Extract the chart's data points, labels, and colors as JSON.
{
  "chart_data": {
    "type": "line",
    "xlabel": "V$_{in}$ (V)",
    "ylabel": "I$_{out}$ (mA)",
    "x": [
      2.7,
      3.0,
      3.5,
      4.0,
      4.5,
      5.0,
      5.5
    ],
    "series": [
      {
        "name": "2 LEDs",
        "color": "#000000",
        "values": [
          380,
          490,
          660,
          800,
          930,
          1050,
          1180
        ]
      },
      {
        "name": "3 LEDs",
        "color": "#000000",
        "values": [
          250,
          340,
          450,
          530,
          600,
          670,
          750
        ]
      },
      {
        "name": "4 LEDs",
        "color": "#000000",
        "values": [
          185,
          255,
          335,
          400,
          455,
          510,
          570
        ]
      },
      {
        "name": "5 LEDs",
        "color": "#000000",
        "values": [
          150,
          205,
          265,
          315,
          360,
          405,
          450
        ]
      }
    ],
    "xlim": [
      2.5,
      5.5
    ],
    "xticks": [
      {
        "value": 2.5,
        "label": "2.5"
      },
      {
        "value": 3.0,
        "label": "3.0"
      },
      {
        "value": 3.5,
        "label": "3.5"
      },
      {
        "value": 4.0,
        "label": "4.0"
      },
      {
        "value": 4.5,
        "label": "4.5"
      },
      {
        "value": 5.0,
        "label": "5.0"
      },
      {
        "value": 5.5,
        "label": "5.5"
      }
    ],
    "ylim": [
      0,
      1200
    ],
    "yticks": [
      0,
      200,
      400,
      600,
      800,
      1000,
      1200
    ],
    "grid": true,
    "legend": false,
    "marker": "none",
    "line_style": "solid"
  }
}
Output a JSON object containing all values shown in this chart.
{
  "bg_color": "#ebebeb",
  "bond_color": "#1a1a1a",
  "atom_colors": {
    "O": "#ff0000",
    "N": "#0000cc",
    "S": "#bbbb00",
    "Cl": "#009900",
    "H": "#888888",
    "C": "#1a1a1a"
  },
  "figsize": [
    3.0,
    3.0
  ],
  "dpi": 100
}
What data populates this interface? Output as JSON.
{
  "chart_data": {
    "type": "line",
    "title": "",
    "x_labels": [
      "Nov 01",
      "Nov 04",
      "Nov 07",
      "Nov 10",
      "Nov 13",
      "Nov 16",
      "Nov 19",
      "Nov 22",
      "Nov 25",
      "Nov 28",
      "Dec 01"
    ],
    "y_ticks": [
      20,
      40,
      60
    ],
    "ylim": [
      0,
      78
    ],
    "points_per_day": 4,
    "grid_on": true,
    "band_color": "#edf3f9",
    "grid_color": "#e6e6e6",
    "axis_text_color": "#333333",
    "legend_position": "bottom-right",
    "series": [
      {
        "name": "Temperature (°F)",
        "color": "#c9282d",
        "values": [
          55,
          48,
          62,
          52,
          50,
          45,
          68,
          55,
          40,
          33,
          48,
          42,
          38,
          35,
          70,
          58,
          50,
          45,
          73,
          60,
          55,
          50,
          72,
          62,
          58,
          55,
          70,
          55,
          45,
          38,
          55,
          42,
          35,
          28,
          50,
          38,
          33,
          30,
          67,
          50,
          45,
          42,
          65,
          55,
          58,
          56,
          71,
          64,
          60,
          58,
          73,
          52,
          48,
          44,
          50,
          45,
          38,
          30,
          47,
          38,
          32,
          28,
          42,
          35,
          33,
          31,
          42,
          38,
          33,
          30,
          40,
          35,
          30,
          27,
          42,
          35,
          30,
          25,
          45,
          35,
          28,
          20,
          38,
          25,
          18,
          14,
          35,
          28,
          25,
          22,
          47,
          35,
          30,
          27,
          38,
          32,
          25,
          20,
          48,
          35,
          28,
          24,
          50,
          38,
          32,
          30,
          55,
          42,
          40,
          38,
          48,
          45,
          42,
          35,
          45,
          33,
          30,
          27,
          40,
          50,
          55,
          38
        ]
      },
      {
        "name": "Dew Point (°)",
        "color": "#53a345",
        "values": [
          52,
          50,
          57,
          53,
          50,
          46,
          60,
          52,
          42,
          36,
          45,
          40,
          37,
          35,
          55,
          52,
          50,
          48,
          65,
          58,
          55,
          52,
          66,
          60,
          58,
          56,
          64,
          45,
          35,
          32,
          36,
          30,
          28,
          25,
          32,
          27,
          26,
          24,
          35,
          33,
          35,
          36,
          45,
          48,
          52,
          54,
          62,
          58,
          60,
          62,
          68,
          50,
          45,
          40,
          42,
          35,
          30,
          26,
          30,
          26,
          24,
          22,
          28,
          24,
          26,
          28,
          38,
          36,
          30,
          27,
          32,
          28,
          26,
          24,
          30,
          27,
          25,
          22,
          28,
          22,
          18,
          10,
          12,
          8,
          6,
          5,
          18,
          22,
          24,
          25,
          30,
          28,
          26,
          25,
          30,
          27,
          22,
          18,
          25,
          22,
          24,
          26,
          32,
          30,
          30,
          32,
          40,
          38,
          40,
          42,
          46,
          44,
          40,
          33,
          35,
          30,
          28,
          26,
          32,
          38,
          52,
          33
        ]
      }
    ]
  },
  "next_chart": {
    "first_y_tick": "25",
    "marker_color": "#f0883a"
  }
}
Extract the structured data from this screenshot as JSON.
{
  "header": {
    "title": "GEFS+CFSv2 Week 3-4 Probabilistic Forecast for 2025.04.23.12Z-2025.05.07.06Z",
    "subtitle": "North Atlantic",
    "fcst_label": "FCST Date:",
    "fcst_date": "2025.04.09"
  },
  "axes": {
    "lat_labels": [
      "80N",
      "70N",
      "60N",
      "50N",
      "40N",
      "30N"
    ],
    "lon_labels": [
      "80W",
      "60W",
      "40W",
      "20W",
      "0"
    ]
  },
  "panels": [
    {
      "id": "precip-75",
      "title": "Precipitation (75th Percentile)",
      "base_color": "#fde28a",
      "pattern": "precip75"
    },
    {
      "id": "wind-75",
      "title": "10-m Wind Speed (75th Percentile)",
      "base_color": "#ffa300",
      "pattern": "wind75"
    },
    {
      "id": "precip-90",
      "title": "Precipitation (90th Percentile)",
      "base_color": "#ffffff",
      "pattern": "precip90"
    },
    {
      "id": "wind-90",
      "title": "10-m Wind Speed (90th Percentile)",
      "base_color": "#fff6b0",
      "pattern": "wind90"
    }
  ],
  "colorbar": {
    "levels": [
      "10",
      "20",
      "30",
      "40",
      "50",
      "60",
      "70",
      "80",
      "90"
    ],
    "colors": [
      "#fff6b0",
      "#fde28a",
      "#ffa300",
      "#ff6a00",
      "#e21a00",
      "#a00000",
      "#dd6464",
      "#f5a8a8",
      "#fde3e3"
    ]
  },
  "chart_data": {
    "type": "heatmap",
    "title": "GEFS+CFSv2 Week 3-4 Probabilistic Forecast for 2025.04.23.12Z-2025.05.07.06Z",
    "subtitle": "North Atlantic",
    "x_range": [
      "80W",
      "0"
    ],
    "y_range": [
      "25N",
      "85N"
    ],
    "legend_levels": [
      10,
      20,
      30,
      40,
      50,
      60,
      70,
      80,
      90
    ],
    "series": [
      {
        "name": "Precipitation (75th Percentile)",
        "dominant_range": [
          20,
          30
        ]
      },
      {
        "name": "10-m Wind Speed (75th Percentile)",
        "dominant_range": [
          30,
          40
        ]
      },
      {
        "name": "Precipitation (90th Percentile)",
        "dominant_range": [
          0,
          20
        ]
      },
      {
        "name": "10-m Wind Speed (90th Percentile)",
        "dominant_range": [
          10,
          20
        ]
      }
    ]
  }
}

» The task: Reproduce the material verbatim, line by line.

» Exercise output:
Extract the chart's data points, labels, and colors as JSON.
{
  "chart_data": {
    "type": "line",
    "xlabel": "V$_{in}$ (V)",
    "ylabel": "I$_{out}$ (mA)",
    "x": [
      2.7,
      3.0,
      3.5,
      4.0,
      4.5,
      5.0,
      5.5
    ],
    "series": [
      {
        "name": "2 LEDs",
        "color": "#000000",
        "values": [
          380,
          490,
          660,
          800,
          930,
          1050,
          1180
        ]
      },
      {
        "name": "3 LEDs",
        "color": "#000000",
        "values": [
          250,
          340,
          450,
          530,
          600,
          670,
          750
        ]
      },
      {
        "name": "4 LEDs",
        "color": "#000000",
        "values": [
          185,
          255,
          335,
          400,
          455,
          510,
          570
        ]
      },
      {
        "name": "5 LEDs",
        "color": "#000000",
        "values": [
          150,
          205,
          265,
          315,
          360,
          405,
          450
        ]
      }
    ],
    "xlim": [
      2.5,
      5.5
    ],
    "xticks": [
      {
        "value": 2.5,
        "label": "2.5"
      },
      {
        "value": 3.0,
        "label": "3.0"
      },
      {
        "value": 3.5,
        "label": "3.5"
      },
      {
        "value": 4.0,
        "label": "4.0"
      },
      {
        "value": 4.5,
        "label": "4.5"
      },
      {
        "value": 5.0,
        "label": "5.0"
      },
      {
        "value": 5.5,
        "label": "5.5"
      }
    ],
    "ylim": [
      0,
      1200
    ],
    "yticks": [
      0,
      200,
      400,
      600,
      800,
      1000,
      1200
    ],
    "grid": true,
    "legend": false,
    "marker": "none",
    "line_style": "solid"
  }
}
Output a JSON object containing all values shown in this chart.
{
  "bg_color": "#ebebeb",
  "bond_color": "#1a1a1a",
  "atom_colors": {
    "O": "#ff0000",
    "N": "#0000cc",
    "S": "#bbbb00",
    "Cl": "#009900",
    "H": "#888888",
    "C": "#1a1a1a"
  },
  "figsize": [
    3.0,
    3.0
  ],
  "dpi": 100
}
What data populates this interface? Output as JSON.
{
  "chart_data": {
    "type": "line",
    "title": "",
    "x_labels": [
      "Nov 01",
      "Nov 04",
      "Nov 07",
      "Nov 10",
      "Nov 13",
      "Nov 16",
      "Nov 19",
      "Nov 22",
      "Nov 25",
      "Nov 28",
      "Dec 01"
    ],
    "y_ticks": [
      20,
      40,
      60
    ],
    "ylim": [
      0,
      78
    ],
    "points_per_day": 4,
    "grid_on": true,
    "band_color": "#edf3f9",
    "grid_color": "#e6e6e6",
    "axis_text_color": "#333333",
    "legend_position": "bottom-right",
    "series": [
      {
        "name": "Temperature (°F)",
        "color": "#c9282d",
        "values": [
          55,
          48,
          62,
          52,
          50,
          45,
          68,
          55,
          40,
          33,
          48,
          42,
          38,
          35,
          70,
          58,
          50,
          45,
          73,
          60,
          55,
          50,
          72,
          62,
          58,
          55,
          70,
          55,
          45,
          38,
          55,
          42,
          35,
          28,
          50,
          38,
          33,
          30,
          67,
          50,
          45,
          42,
          65,
          55,
          58,
          56,
          71,
          64,
          60,
          58,
          73,
          52,
          48,
          44,
          50,
          45,
          38,
          30,
          47,
          38,
          32,
          28,
          42,
          35,
          33,
          31,
          42,
          38,
          33,
          30,
          40,
          35,
          30,
          27,
          42,
          35,
          30,
          25,
          45,
          35,
          28,
          20,
          38,
          25,
          18,
          14,
          35,
          28,
          25,
          22,
          47,
          35,
          30,
          27,
          38,
          32,
          25,
          20,
          48,
          35,
          28,
          24,
          50,
          38,
          32,
          30,
          55,
          42,
          40,
          38,
          48,
          45,
          42,
          35,
          45,
          33,
          30,
          27,
          40,
          50,
          55,
          38
        ]
      },
      {
        "name": "Dew Point (°)",
        "color": "#53a345",
        "values": [
          52,
          50,
          57,
          53,
          50,
          46,
          60,
          52,
          42,
          36,
          45,
          40,
          37,
          35,
          55,
          52,
          50,
          48,
          65,
          58,
          55,
          52,
          66,
          60,
          58,
          56,
          64,
          45,
          35,
          32,
          36,
          30,
          28,
          25,
          32,
          27,
          26,
          24,
          35,
          33,
          35,
          36,
          45,
          48,
          52,
          54,
          62,
          58,
          60,
          62,
          68,
          50,
          45,
          40,
          42,
          35,
          30,
          26,
          30,
          26,
          24,
          22,
          28,
          24,
          26,
          28,
          38,
          36,
          30,
          27,
          32,
          28,
          26,
          24,
          30,
          27,
          25,
          22,
          28,
          22,
          18,
          10,
          12,
          8,
          6,
          5,
          18,
          22,
          24,
          25,
          30,
          28,
          26,
          25,
          30,
          27,
          22,
          18,
          25,
          22,
          24,
          26,
          32,
          30,
          30,
          32,
          40,
          38,
          40,
          42,
          46,
          44,
          40,
          33,
          35,
          30,
          28,
          26,
          32,
          38,
          52,
          33
        ]
      }
    ]
  },
  "next_chart": {
    "first_y_tick": "25",
    "marker_color": "#f0883a"
  }
}
Extract the structured data from this screenshot as JSON.
{
  "header": {
    "title": "GEFS+CFSv2 Week 3-4 Probabilistic Forecast for 2025.04.23.12Z-2025.05.07.06Z",
    "subtitle": "North Atlantic",
    "fcst_label": "FCST Date:",
    "fcst_date": "2025.04.09"
  },
  "axes": {
    "lat_labels": [
      "80N",
      "70N",
      "60N",
      "50N",
      "40N",
      "30N"
    ],
    "lon_labels": [
      "80W",
      "60W",
      "40W",
      "20W",
      "0"
    ]
  },
  "panels": [
    {
      "id": "precip-75",
      "title": "Precipitation (75th Percentile)",
      "base_color": "#fde28a",
      "pattern": "precip75"
    },
    {
      "id": "wind-75",
      "title": "10-m Wind Speed (75th Percentile)",
      "base_color": "#ffa300",
      "pattern": "wind75"
    },
    {
      "id": "precip-90",
      "title": "Precipitation (90th Percentile)",
      "base_color": "#ffffff",
      "pattern": "precip90"
    },
    {
      "id": "wind-90",
      "title": "10-m Wind Speed (90th Percentile)",
      "base_color": "#fff6b0",
      "pattern": "wind90"
    }
  ],
  "colorbar": {
    "levels": [
      "10",
      "20",
      "30",
      "40",
      "50",
      "60",
      "70",
      "80",
      "90"
    ],
    "colors": [
      "#fff6b0",
      "#fde28a",
      "#ffa300",
      "#ff6a00",
      "#e21a00",
      "#a00000",
      "#dd6464",
      "#f5a8a8",
      "#fde3e3"
    ]
  },
  "chart_data": {
    "type": "heatmap",
    "title": "GEFS+CFSv2 Week 3-4 Probabilistic Forecast for 2025.04.23.12Z-2025.05.07.06Z",
    "subtitle": "North Atlantic",
    "x_range": [
      "80W",
      "0"
    ],
    "y_range": [
      "25N",
      "85N"
    ],
    "legend_levels": [
      10,
      20,
      30,
      40,
      50,
      60,
      70,
      80,
      90
    ],
    "series": [
      {
        "name": "Precipitation (75th Percentile)",
        "dominant_range": [
          20,
          30
        ]
      },
      {
        "name": "10-m Wind Speed (75th Percentile)",
        "dominant_range": [
          30,
          40
        ]
      },
      {
        "name": "Precipitation (90th Percentile)",
        "dominant_range": [
          0,
          20
        ]
      },
      {
        "name": "10-m Wind Speed (90th Percentile)",
        "dominant_range": [
          10,
          20
        ]
      }
    ]
  }
}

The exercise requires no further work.